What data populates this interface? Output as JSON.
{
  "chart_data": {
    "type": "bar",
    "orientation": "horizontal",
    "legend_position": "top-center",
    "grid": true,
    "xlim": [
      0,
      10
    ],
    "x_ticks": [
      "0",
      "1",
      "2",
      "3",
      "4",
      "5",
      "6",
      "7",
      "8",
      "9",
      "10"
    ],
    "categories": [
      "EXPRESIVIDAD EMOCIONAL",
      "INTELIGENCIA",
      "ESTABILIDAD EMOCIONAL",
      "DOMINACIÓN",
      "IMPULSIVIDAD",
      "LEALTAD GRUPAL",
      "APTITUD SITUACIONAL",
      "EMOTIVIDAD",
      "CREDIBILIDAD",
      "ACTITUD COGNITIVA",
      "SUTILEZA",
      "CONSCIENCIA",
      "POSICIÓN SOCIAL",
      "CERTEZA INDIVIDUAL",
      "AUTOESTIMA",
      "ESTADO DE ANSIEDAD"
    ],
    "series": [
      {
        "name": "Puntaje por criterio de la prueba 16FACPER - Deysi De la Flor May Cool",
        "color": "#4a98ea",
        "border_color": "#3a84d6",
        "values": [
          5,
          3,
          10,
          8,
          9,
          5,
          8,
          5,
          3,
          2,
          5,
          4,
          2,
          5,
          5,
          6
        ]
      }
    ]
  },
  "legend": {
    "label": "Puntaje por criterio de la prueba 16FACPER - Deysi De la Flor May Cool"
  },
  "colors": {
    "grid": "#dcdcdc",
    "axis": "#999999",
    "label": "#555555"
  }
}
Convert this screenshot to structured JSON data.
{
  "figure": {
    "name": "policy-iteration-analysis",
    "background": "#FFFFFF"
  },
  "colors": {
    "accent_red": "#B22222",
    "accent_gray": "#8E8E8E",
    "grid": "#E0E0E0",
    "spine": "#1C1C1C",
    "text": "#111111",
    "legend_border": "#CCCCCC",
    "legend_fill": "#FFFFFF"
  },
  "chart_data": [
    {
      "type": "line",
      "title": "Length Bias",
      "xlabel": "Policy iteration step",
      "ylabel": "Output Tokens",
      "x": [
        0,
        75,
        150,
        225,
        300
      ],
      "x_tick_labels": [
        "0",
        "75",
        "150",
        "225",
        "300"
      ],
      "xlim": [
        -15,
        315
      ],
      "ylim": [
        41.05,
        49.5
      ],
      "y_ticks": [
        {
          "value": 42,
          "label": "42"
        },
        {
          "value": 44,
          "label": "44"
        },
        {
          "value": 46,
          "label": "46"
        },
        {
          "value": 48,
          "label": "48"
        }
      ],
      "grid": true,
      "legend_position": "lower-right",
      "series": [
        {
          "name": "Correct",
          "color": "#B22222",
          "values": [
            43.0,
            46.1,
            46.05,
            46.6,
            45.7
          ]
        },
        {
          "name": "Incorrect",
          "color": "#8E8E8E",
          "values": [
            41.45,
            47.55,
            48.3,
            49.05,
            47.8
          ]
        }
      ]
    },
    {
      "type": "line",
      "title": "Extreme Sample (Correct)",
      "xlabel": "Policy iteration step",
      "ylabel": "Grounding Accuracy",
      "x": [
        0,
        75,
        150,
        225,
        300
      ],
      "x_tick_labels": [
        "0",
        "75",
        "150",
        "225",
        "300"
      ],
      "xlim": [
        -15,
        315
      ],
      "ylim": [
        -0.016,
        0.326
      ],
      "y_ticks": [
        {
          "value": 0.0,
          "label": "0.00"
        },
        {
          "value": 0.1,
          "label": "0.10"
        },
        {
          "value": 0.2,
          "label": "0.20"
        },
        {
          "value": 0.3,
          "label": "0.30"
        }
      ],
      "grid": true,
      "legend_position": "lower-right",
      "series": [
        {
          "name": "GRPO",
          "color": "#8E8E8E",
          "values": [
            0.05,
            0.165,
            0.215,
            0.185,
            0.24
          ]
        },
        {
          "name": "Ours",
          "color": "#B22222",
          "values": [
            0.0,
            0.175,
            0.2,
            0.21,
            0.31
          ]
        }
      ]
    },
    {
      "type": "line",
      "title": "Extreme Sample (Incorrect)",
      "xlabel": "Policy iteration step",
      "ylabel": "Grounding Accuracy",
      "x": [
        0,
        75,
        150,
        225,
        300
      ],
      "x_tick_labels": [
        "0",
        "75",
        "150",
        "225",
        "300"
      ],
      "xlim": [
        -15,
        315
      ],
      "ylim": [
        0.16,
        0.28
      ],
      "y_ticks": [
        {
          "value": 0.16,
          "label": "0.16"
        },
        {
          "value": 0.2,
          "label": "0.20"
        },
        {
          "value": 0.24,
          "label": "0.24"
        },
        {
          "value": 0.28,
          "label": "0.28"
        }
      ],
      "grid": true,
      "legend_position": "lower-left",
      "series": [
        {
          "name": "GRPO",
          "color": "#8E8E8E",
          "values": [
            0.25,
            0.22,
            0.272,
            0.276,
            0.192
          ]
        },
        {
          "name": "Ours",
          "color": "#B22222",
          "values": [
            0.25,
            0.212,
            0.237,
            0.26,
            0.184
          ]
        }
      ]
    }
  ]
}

What you will do
Extract each line holding the string "Extreme".

Result below
      "title": "Extreme Sample (Correct)",
      "title": "Extreme Sample (Incorrect)",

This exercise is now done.